> **WHAT TO DO**
Check each line of the material below for "Essential". Report how many have it, with no other words.

___ EXCERPTED RECORDS ___

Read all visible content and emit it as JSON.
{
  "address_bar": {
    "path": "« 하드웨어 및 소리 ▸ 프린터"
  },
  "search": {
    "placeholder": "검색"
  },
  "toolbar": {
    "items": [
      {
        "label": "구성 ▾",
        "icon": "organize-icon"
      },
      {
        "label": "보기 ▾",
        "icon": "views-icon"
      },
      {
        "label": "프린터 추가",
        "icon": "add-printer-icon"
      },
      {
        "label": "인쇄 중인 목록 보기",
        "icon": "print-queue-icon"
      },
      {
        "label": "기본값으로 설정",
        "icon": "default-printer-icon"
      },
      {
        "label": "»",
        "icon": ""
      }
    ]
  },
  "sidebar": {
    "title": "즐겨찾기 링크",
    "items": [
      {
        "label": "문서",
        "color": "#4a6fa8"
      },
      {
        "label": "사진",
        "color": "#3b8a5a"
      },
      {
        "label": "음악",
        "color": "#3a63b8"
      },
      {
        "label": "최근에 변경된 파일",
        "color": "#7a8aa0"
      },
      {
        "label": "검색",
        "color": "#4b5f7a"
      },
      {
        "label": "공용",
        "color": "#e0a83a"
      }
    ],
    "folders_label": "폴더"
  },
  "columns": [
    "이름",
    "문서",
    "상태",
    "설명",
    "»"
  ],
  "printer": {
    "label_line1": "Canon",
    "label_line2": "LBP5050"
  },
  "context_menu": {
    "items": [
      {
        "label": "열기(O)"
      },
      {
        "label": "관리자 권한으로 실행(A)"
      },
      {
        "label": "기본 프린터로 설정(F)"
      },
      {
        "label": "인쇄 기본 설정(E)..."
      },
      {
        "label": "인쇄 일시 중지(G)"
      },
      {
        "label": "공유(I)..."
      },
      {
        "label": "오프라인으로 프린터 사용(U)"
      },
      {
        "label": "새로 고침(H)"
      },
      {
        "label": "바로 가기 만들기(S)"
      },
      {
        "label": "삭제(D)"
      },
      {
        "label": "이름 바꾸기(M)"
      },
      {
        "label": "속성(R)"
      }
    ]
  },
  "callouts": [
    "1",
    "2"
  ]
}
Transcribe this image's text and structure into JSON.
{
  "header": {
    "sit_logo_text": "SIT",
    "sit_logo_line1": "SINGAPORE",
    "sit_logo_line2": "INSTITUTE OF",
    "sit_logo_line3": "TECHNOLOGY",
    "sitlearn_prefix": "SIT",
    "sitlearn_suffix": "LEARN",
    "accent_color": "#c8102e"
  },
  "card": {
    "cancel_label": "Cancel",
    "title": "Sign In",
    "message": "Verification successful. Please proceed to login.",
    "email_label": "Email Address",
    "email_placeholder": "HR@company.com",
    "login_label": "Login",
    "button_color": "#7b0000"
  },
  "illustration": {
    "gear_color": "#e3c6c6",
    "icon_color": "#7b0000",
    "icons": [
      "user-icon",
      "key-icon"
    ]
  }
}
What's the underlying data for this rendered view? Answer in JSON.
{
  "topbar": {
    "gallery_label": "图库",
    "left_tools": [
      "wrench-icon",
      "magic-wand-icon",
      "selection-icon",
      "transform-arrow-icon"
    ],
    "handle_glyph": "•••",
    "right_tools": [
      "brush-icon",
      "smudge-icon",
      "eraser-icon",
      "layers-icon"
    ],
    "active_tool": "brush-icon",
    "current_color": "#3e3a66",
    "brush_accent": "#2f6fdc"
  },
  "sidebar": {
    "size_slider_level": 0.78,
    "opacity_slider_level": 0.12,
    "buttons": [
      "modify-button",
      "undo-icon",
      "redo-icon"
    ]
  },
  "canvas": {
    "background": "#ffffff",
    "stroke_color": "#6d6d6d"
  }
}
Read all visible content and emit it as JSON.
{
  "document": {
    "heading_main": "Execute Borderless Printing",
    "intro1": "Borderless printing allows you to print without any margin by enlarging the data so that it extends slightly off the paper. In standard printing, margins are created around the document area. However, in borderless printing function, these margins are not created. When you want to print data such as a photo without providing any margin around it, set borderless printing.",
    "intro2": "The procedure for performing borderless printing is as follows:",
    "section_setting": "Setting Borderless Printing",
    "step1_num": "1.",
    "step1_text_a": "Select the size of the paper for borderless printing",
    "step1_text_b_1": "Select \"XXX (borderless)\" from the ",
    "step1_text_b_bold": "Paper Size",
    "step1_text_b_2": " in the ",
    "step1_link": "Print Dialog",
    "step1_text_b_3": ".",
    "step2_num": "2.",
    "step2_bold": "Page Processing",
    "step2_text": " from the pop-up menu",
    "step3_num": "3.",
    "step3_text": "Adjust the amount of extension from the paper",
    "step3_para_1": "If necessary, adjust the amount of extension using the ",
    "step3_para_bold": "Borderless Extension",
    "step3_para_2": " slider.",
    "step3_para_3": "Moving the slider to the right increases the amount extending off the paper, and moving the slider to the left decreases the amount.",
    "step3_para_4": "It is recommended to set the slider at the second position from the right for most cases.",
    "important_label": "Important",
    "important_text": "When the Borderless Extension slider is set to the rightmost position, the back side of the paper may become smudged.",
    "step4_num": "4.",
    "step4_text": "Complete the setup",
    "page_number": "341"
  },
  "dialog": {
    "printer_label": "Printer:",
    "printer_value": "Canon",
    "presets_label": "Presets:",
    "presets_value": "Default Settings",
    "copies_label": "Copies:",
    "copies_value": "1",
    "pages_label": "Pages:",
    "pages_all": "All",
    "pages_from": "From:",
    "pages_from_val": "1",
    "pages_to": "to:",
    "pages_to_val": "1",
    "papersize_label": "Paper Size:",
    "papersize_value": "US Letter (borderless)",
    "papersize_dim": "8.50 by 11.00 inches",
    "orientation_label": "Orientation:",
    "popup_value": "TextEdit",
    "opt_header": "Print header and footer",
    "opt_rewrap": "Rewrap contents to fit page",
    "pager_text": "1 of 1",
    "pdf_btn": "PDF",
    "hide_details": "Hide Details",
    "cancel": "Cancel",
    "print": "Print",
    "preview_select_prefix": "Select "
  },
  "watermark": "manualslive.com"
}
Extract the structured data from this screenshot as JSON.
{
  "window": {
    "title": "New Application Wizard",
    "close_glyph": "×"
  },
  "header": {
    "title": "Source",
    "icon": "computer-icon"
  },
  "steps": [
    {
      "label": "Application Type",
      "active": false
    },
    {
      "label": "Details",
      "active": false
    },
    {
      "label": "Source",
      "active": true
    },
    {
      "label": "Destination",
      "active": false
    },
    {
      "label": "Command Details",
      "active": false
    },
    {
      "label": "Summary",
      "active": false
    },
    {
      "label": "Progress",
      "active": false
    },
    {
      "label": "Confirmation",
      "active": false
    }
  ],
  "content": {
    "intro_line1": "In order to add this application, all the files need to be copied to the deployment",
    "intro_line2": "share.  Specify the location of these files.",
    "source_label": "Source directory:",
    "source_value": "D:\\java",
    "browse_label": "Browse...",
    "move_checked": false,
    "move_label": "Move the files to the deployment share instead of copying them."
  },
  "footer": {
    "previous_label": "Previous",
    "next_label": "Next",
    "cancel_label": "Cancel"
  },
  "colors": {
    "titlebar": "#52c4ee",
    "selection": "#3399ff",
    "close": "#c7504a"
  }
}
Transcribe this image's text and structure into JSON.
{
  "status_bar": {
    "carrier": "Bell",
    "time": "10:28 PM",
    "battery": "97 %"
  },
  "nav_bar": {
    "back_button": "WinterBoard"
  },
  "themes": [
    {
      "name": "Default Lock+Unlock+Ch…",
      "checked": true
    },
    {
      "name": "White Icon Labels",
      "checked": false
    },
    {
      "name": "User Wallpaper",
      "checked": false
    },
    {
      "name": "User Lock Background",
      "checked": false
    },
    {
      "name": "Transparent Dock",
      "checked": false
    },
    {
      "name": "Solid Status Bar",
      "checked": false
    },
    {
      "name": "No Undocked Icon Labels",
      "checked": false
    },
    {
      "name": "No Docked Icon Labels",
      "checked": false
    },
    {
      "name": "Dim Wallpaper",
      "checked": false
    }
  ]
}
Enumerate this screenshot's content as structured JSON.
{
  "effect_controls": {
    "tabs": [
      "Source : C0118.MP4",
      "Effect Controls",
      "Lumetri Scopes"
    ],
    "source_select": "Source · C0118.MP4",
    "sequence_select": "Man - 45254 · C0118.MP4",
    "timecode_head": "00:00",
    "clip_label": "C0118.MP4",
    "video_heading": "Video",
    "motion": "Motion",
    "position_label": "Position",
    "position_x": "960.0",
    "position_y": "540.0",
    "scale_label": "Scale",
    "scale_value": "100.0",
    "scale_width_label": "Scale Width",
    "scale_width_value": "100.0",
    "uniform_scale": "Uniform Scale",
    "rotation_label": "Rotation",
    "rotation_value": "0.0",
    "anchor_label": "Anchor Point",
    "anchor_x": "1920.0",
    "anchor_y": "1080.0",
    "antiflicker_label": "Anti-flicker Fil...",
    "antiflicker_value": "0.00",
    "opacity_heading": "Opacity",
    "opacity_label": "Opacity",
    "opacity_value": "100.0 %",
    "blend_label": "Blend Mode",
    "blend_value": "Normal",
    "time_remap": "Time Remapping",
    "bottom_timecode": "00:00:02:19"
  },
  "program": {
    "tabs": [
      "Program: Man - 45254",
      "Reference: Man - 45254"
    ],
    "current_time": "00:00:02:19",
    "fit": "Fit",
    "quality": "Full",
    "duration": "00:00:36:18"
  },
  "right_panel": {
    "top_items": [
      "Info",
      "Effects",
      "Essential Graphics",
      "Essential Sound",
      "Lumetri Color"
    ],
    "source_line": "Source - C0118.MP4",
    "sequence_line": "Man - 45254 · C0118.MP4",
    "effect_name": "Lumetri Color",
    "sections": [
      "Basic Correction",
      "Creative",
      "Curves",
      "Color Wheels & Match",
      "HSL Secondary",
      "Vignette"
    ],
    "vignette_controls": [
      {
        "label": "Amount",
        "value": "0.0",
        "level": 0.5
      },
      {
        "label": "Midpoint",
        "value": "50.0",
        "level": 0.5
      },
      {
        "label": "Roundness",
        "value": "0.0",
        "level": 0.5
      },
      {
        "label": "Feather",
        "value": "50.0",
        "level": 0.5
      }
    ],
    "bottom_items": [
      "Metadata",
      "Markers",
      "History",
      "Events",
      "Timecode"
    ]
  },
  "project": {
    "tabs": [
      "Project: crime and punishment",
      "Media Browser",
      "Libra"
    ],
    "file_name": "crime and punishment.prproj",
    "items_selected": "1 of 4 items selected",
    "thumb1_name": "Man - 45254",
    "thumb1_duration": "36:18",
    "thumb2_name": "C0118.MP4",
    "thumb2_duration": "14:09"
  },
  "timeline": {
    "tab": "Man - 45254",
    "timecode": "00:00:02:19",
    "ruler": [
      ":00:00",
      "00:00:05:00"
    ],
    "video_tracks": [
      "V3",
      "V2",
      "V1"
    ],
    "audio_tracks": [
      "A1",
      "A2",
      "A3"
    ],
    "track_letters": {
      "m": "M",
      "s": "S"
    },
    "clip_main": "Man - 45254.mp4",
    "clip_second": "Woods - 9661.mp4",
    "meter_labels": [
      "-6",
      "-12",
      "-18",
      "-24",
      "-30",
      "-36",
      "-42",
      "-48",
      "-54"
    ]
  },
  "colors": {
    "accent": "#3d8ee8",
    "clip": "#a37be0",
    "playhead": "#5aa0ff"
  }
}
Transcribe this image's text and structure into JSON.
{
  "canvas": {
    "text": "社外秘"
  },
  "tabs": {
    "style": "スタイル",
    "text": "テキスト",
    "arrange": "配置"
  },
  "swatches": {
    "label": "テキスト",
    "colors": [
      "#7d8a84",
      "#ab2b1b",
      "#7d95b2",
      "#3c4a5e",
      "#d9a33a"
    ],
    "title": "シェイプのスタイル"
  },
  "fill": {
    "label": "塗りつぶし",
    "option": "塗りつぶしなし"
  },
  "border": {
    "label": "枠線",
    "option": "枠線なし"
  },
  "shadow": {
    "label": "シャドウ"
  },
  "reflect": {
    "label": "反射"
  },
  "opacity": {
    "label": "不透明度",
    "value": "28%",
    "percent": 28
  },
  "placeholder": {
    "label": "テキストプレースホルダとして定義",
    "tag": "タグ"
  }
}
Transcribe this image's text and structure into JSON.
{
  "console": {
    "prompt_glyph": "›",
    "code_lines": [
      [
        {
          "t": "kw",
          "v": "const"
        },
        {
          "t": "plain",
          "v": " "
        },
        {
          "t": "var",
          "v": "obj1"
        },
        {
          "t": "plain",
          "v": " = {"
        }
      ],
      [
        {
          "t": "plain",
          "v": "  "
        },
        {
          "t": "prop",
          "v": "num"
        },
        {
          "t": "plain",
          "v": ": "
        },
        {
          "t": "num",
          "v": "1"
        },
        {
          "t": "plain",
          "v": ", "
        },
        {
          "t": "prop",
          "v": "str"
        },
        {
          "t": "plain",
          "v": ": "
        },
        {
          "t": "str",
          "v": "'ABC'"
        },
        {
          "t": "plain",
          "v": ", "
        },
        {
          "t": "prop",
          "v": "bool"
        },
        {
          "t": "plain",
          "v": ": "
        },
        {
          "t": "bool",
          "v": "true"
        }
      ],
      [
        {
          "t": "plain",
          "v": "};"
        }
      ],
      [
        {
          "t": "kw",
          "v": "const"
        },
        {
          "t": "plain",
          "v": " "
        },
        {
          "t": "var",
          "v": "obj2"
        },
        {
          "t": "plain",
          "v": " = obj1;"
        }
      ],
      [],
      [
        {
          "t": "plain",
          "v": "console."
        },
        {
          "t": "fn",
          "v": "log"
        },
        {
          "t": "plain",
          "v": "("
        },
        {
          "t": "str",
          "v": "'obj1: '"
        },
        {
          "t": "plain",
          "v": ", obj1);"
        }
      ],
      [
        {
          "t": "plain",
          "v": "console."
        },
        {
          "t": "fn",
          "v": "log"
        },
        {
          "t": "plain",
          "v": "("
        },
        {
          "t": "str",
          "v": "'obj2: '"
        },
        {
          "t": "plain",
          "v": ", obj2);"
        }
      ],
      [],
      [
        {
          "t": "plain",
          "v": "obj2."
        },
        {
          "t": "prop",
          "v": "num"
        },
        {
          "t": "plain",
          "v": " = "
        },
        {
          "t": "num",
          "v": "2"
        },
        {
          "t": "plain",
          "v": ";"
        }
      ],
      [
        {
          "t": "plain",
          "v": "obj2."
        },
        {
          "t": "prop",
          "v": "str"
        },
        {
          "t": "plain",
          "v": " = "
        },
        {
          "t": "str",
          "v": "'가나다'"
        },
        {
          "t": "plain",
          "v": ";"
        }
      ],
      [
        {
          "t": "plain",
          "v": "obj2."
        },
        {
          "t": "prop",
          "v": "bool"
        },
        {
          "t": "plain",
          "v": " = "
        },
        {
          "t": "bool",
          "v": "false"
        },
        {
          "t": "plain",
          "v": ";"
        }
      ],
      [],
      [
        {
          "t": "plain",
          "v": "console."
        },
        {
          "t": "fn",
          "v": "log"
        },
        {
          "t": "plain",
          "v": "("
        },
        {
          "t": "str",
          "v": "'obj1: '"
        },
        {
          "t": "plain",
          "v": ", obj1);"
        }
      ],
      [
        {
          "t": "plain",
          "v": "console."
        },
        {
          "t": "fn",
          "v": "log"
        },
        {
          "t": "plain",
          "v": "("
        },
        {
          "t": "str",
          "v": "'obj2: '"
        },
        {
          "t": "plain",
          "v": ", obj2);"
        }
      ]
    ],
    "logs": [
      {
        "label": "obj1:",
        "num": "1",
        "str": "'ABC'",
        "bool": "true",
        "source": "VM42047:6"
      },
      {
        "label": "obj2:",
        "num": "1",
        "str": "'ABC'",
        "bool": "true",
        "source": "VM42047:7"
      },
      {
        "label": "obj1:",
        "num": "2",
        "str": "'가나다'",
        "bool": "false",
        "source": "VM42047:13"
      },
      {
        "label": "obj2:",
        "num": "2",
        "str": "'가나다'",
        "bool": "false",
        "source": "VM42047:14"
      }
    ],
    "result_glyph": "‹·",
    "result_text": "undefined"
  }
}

___

> **RESULT FOR THIS TASK**
2